§ Exercise aim:
All the data should be repeated exactly. Any image in it is left out.

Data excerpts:
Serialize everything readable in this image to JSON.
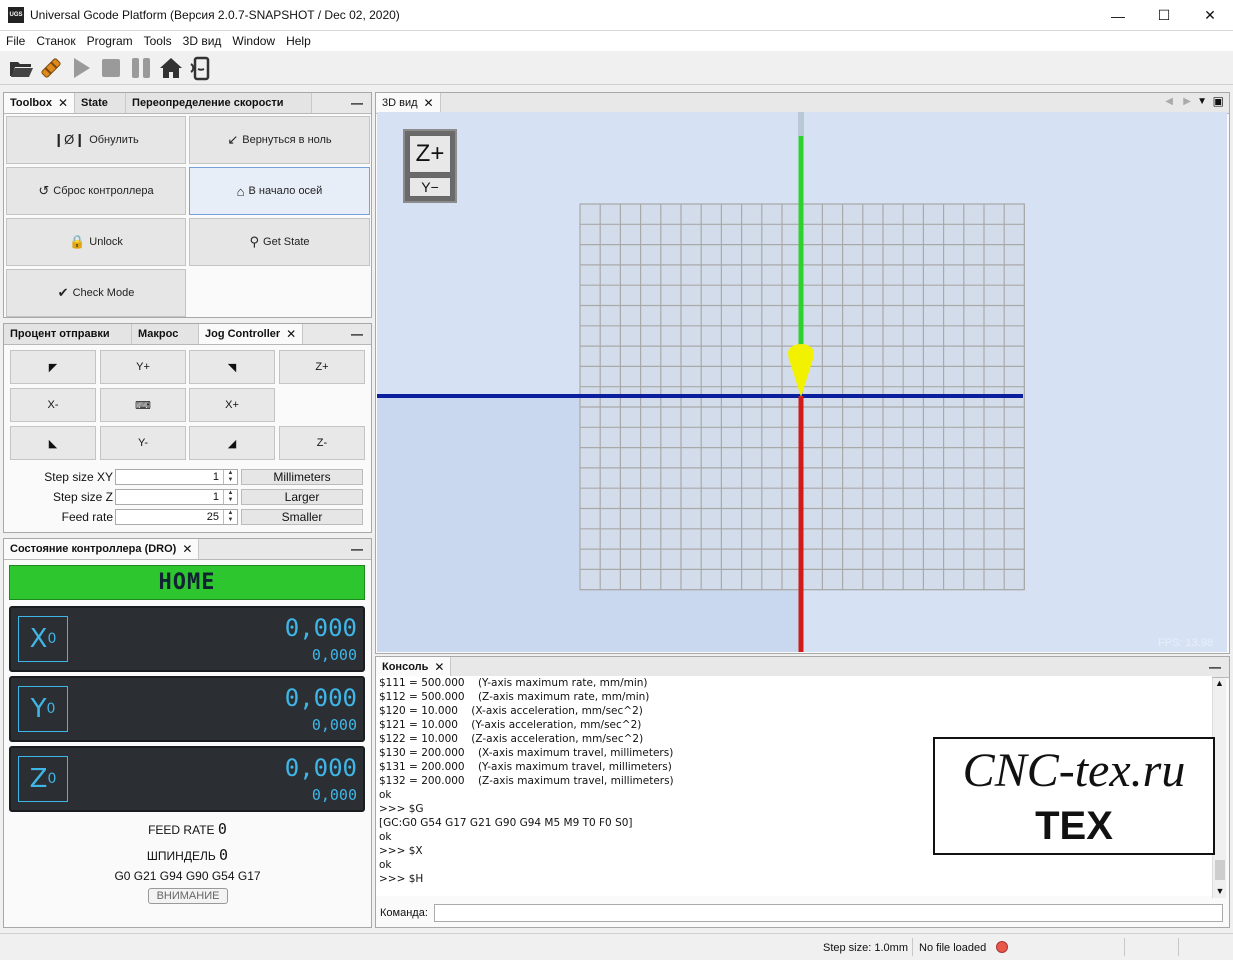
{
  "window": {
    "title": "Universal Gcode Platform (Версия 2.0.7-SNAPSHOT / Dec 02, 2020)",
    "app_icon": "UGS"
  },
  "menu": [
    "File",
    "Станок",
    "Program",
    "Tools",
    "3D вид",
    "Window",
    "Help"
  ],
  "toolbox_panel": {
    "tabs": [
      "Toolbox",
      "State",
      "Переопределение скорости"
    ],
    "buttons": [
      "Обнулить",
      "Вернуться в ноль",
      "Сброс контроллера",
      "В начало осей",
      "Unlock",
      "Get State",
      "Check Mode"
    ]
  },
  "jog_panel": {
    "tabs": [
      "Процент отправки",
      "Макрос",
      "Jog Controller"
    ],
    "buttons": {
      "yplus": "Y+",
      "zplus": "Z+",
      "xminus": "X-",
      "xplus": "X+",
      "yminus": "Y-",
      "zminus": "Z-"
    },
    "step_xy_label": "Step size XY",
    "step_xy_value": "1",
    "step_z_label": "Step size Z",
    "step_z_value": "1",
    "feed_label": "Feed rate",
    "feed_value": "25",
    "units": "Millimeters",
    "larger": "Larger",
    "smaller": "Smaller"
  },
  "dro_panel": {
    "tab": "Состояние контроллера (DRO)",
    "state": "HOME",
    "axes": [
      {
        "name": "X",
        "sub": "0",
        "work": "0,000",
        "machine": "0,000"
      },
      {
        "name": "Y",
        "sub": "0",
        "work": "0,000",
        "machine": "0,000"
      },
      {
        "name": "Z",
        "sub": "0",
        "work": "0,000",
        "machine": "0,000"
      }
    ],
    "feed_rate_label": "FEED RATE",
    "feed_rate_value": "0",
    "spindle_label": "ШПИНДЕЛЬ",
    "spindle_value": "0",
    "gcode_state": "G0 G21 G94 G90 G54 G17",
    "alarm": "ВНИМАНИЕ"
  },
  "view_panel": {
    "tab": "3D вид",
    "nav_top": "Z+",
    "nav_bottom": "Y−",
    "fps": "FPS: 13.98",
    "colors": {
      "z_axis": "#2fd12f",
      "y_axis": "#0b1e9e",
      "x_axis": "#d11a1a",
      "tool": "#f2f200"
    }
  },
  "console_panel": {
    "tab": "Консоль",
    "lines": [
      "$111 = 500.000    (Y-axis maximum rate, mm/min)",
      "$112 = 500.000    (Z-axis maximum rate, mm/min)",
      "$120 = 10.000    (X-axis acceleration, mm/sec^2)",
      "$121 = 10.000    (Y-axis acceleration, mm/sec^2)",
      "$122 = 10.000    (Z-axis acceleration, mm/sec^2)",
      "$130 = 200.000    (X-axis maximum travel, millimeters)",
      "$131 = 200.000    (Y-axis maximum travel, millimeters)",
      "$132 = 200.000    (Z-axis maximum travel, millimeters)",
      "ok",
      ">>> $G",
      "[GC:G0 G54 G17 G21 G90 G94 M5 M9 T0 F0 S0]",
      "ok",
      ">>> $X",
      "ok",
      ">>> $H"
    ],
    "command_label": "Команда:",
    "command_value": ""
  },
  "watermark": {
    "line1": "CNC-tex.ru",
    "line2": "TEX"
  },
  "status": {
    "step_size": "Step size: 1.0mm",
    "file": "No file loaded"
  }
}
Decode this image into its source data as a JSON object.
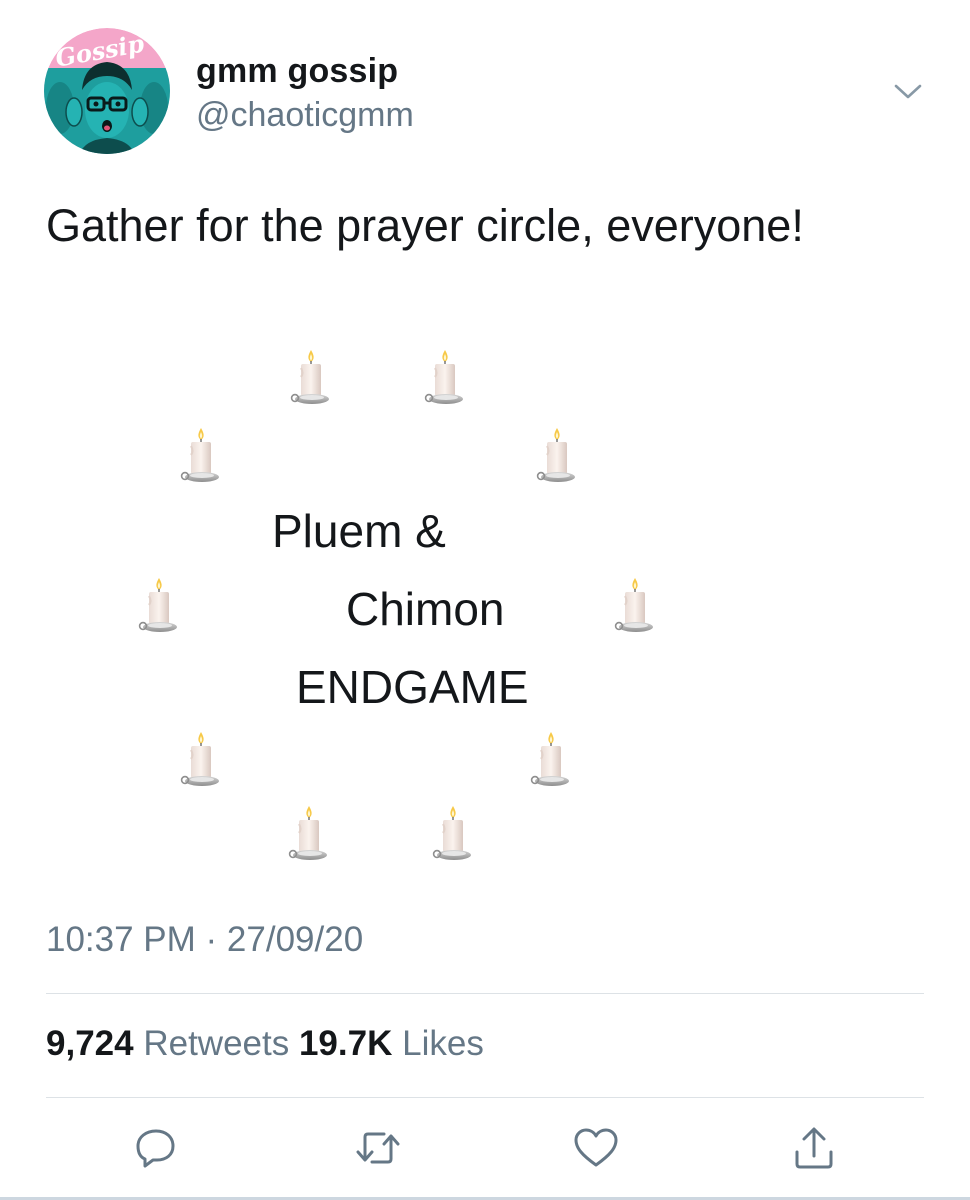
{
  "user": {
    "display_name": "gmm gossip",
    "handle": "@chaoticgmm",
    "avatar_logo_text": "Gossip"
  },
  "tweet": {
    "text": "Gather for the prayer circle, everyone!",
    "circle_lines": [
      "Pluem &",
      "Chimon",
      "ENDGAME"
    ],
    "candle_icon": "candle-icon",
    "timestamp": "10:37 PM · 27/09/20"
  },
  "stats": {
    "retweets_count": "9,724",
    "retweets_label": "Retweets",
    "likes_count": "19.7K",
    "likes_label": "Likes"
  },
  "actions": [
    "reply-icon",
    "retweet-icon",
    "like-icon",
    "share-icon"
  ],
  "colors": {
    "text_primary": "#14171a",
    "text_secondary": "#657786",
    "avatar_teal": "#1e9e9e",
    "avatar_pink": "#f4a6c9",
    "divider": "#dde2e6"
  }
}
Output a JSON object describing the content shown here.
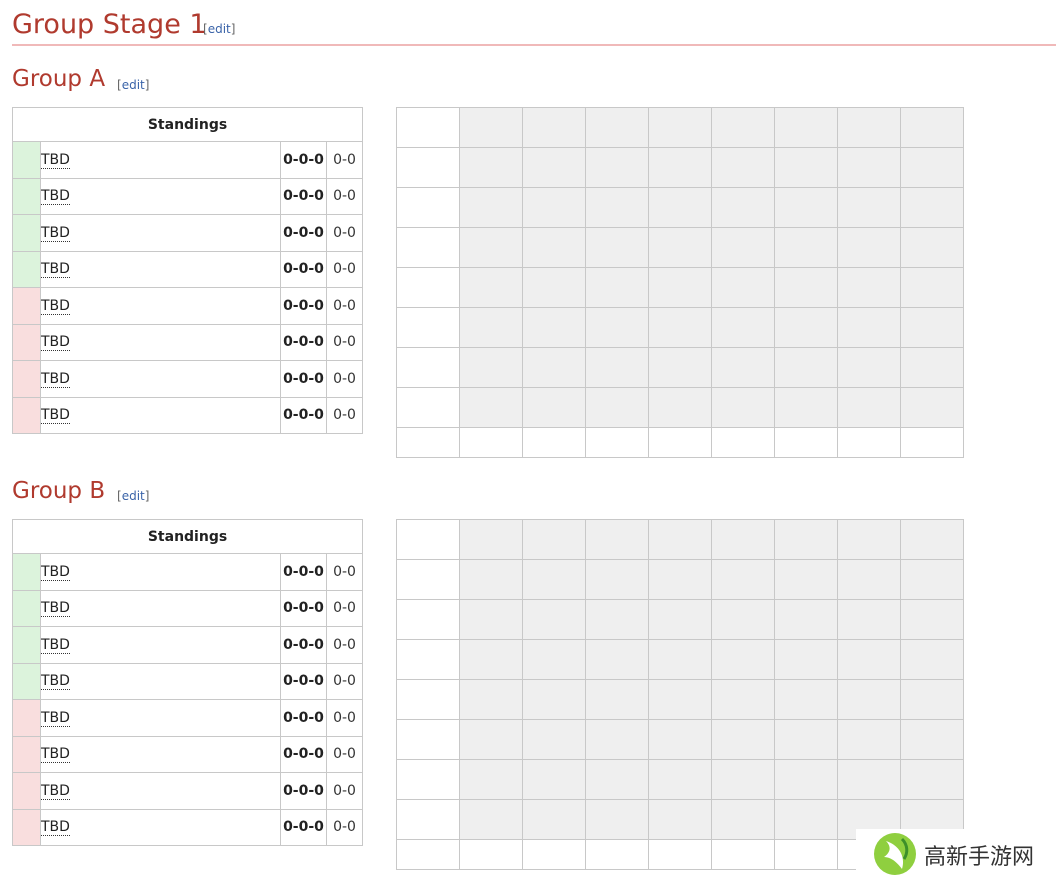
{
  "stage": {
    "title": "Group Stage 1",
    "edit_label": "edit"
  },
  "groups": [
    {
      "title": "Group A",
      "edit_label": "edit",
      "standings_header": "Standings",
      "rows": [
        {
          "status": "advance",
          "team": "TBD",
          "record": "0-0-0",
          "games": "0-0"
        },
        {
          "status": "advance",
          "team": "TBD",
          "record": "0-0-0",
          "games": "0-0"
        },
        {
          "status": "advance",
          "team": "TBD",
          "record": "0-0-0",
          "games": "0-0"
        },
        {
          "status": "advance",
          "team": "TBD",
          "record": "0-0-0",
          "games": "0-0"
        },
        {
          "status": "eliminated",
          "team": "TBD",
          "record": "0-0-0",
          "games": "0-0"
        },
        {
          "status": "eliminated",
          "team": "TBD",
          "record": "0-0-0",
          "games": "0-0"
        },
        {
          "status": "eliminated",
          "team": "TBD",
          "record": "0-0-0",
          "games": "0-0"
        },
        {
          "status": "eliminated",
          "team": "TBD",
          "record": "0-0-0",
          "games": "0-0"
        }
      ]
    },
    {
      "title": "Group B",
      "edit_label": "edit",
      "standings_header": "Standings",
      "rows": [
        {
          "status": "advance",
          "team": "TBD",
          "record": "0-0-0",
          "games": "0-0"
        },
        {
          "status": "advance",
          "team": "TBD",
          "record": "0-0-0",
          "games": "0-0"
        },
        {
          "status": "advance",
          "team": "TBD",
          "record": "0-0-0",
          "games": "0-0"
        },
        {
          "status": "advance",
          "team": "TBD",
          "record": "0-0-0",
          "games": "0-0"
        },
        {
          "status": "eliminated",
          "team": "TBD",
          "record": "0-0-0",
          "games": "0-0"
        },
        {
          "status": "eliminated",
          "team": "TBD",
          "record": "0-0-0",
          "games": "0-0"
        },
        {
          "status": "eliminated",
          "team": "TBD",
          "record": "0-0-0",
          "games": "0-0"
        },
        {
          "status": "eliminated",
          "team": "TBD",
          "record": "0-0-0",
          "games": "0-0"
        }
      ]
    }
  ],
  "colors": {
    "heading": "#b03a2e",
    "advance": "#dcf3dc",
    "eliminated": "#f9dede",
    "matrix_cell": "#efefef",
    "link": "#3a63a8"
  },
  "watermark": {
    "text": "高新手游网",
    "icon": "leaf-logo-icon"
  }
}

§ The answer:
Serialize everything readable in this image to JSON.
{
  "window": {
    "title": "Universal Gcode Platform (Версия 2.0.7-SNAPSHOT / Dec 02, 2020)",
    "app_icon": "UGS"
  },
  "menu": [
    "File",
    "Станок",
    "Program",
    "Tools",
    "3D вид",
    "Window",
    "Help"
  ],
  "toolbox_panel": {
    "tabs": [
      "Toolbox",
      "State",
      "Переопределение скорости"
    ],
    "buttons": [
      "Обнулить",
      "Вернуться в ноль",
      "Сброс контроллера",
      "В начало осей",
      "Unlock",
      "Get State",
      "Check Mode"
    ]
  },
  "jog_panel": {
    "tabs": [
      "Процент отправки",
      "Макрос",
      "Jog Controller"
    ],
    "buttons": {
      "yplus": "Y+",
      "zplus": "Z+",
      "xminus": "X-",
      "xplus": "X+",
      "yminus": "Y-",
      "zminus": "Z-"
    },
    "step_xy_label": "Step size XY",
    "step_xy_value": "1",
    "step_z_label": "Step size Z",
    "step_z_value": "1",
    "feed_label": "Feed rate",
    "feed_value": "25",
    "units": "Millimeters",
    "larger": "Larger",
    "smaller": "Smaller"
  },
  "dro_panel": {
    "tab": "Состояние контроллера (DRO)",
    "state": "HOME",
    "axes": [
      {
        "name": "X",
        "sub": "0",
        "work": "0,000",
        "machine": "0,000"
      },
      {
        "name": "Y",
        "sub": "0",
        "work": "0,000",
        "machine": "0,000"
      },
      {
        "name": "Z",
        "sub": "0",
        "work": "0,000",
        "machine": "0,000"
      }
    ],
    "feed_rate_label": "FEED RATE",
    "feed_rate_value": "0",
    "spindle_label": "ШПИНДЕЛЬ",
    "spindle_value": "0",
    "gcode_state": "G0 G21 G94 G90 G54 G17",
    "alarm": "ВНИМАНИЕ"
  },
  "view_panel": {
    "tab": "3D вид",
    "nav_top": "Z+",
    "nav_bottom": "Y−",
    "fps": "FPS: 13.98",
    "colors": {
      "z_axis": "#2fd12f",
      "y_axis": "#0b1e9e",
      "x_axis": "#d11a1a",
      "tool": "#f2f200"
    }
  },
  "console_panel": {
    "tab": "Консоль",
    "lines": [
      "$111 = 500.000    (Y-axis maximum rate, mm/min)",
      "$112 = 500.000    (Z-axis maximum rate, mm/min)",
      "$120 = 10.000    (X-axis acceleration, mm/sec^2)",
      "$121 = 10.000    (Y-axis acceleration, mm/sec^2)",
      "$122 = 10.000    (Z-axis acceleration, mm/sec^2)",
      "$130 = 200.000    (X-axis maximum travel, millimeters)",
      "$131 = 200.000    (Y-axis maximum travel, millimeters)",
      "$132 = 200.000    (Z-axis maximum travel, millimeters)",
      "ok",
      ">>> $G",
      "[GC:G0 G54 G17 G21 G90 G94 M5 M9 T0 F0 S0]",
      "ok",
      ">>> $X",
      "ok",
      ">>> $H"
    ],
    "command_label": "Команда:",
    "command_value": ""
  },
  "watermark": {
    "line1": "CNC-tex.ru",
    "line2": "TEX"
  },
  "status": {
    "step_size": "Step size: 1.0mm",
    "file": "No file loaded"
  }
}
Decode this image into its source data as a JSON object.
{
  "user": {
    "display_name": "gmm gossip",
    "handle": "@chaoticgmm",
    "avatar_logo_text": "Gossip"
  },
  "tweet": {
    "text": "Gather for the prayer circle, everyone!",
    "circle_lines": [
      "Pluem &",
      "Chimon",
      "ENDGAME"
    ],
    "candle_icon": "candle-icon",
    "timestamp": "10:37 PM · 27/09/20"
  },
  "stats": {
    "retweets_count": "9,724",
    "retweets_label": "Retweets",
    "likes_count": "19.7K",
    "likes_label": "Likes"
  },
  "actions": [
    "reply-icon",
    "retweet-icon",
    "like-icon",
    "share-icon"
  ],
  "colors": {
    "text_primary": "#14171a",
    "text_secondary": "#657786",
    "avatar_teal": "#1e9e9e",
    "avatar_pink": "#f4a6c9",
    "divider": "#dde2e6"
  }
}
Output a JSON object describing the content shown here.
{
  "stage": {
    "title": "Group Stage 1",
    "edit_label": "edit"
  },
  "groups": [
    {
      "title": "Group A",
      "edit_label": "edit",
      "standings_header": "Standings",
      "rows": [
        {
          "status": "advance",
          "team": "TBD",
          "record": "0-0-0",
          "games": "0-0"
        },
        {
          "status": "advance",
          "team": "TBD",
          "record": "0-0-0",
          "games": "0-0"
        },
        {
          "status": "advance",
          "team": "TBD",
          "record": "0-0-0",
          "games": "0-0"
        },
        {
          "status": "advance",
          "team": "TBD",
          "record": "0-0-0",
          "games": "0-0"
        },
        {
          "status": "eliminated",
          "team": "TBD",
          "record": "0-0-0",
          "games": "0-0"
        },
        {
          "status": "eliminated",
          "team": "TBD",
          "record": "0-0-0",
          "games": "0-0"
        },
        {
          "status": "eliminated",
          "team": "TBD",
          "record": "0-0-0",
          "games": "0-0"
        },
        {
          "status": "eliminated",
          "team": "TBD",
          "record": "0-0-0",
          "games": "0-0"
        }
      ]
    },
    {
      "title": "Group B",
      "edit_label": "edit",
      "standings_header": "Standings",
      "rows": [
        {
          "status": "advance",
          "team": "TBD",
          "record": "0-0-0",
          "games": "0-0"
        },
        {
          "status": "advance",
          "team": "TBD",
          "record": "0-0-0",
          "games": "0-0"
        },
        {
          "status": "advance",
          "team": "TBD",
          "record": "0-0-0",
          "games": "0-0"
        },
        {
          "status": "advance",
          "team": "TBD",
          "record": "0-0-0",
          "games": "0-0"
        },
        {
          "status": "eliminated",
          "team": "TBD",
          "record": "0-0-0",
          "games": "0-0"
        },
        {
          "status": "eliminated",
          "team": "TBD",
          "record": "0-0-0",
          "games": "0-0"
        },
        {
          "status": "eliminated",
          "team": "TBD",
          "record": "0-0-0",
          "games": "0-0"
        },
        {
          "status": "eliminated",
          "team": "TBD",
          "record": "0-0-0",
          "games": "0-0"
        }
      ]
    }
  ],
  "colors": {
    "heading": "#b03a2e",
    "advance": "#dcf3dc",
    "eliminated": "#f9dede",
    "matrix_cell": "#efefef",
    "link": "#3a63a8"
  },
  "watermark": {
    "text": "高新手游网",
    "icon": "leaf-logo-icon"
  }
}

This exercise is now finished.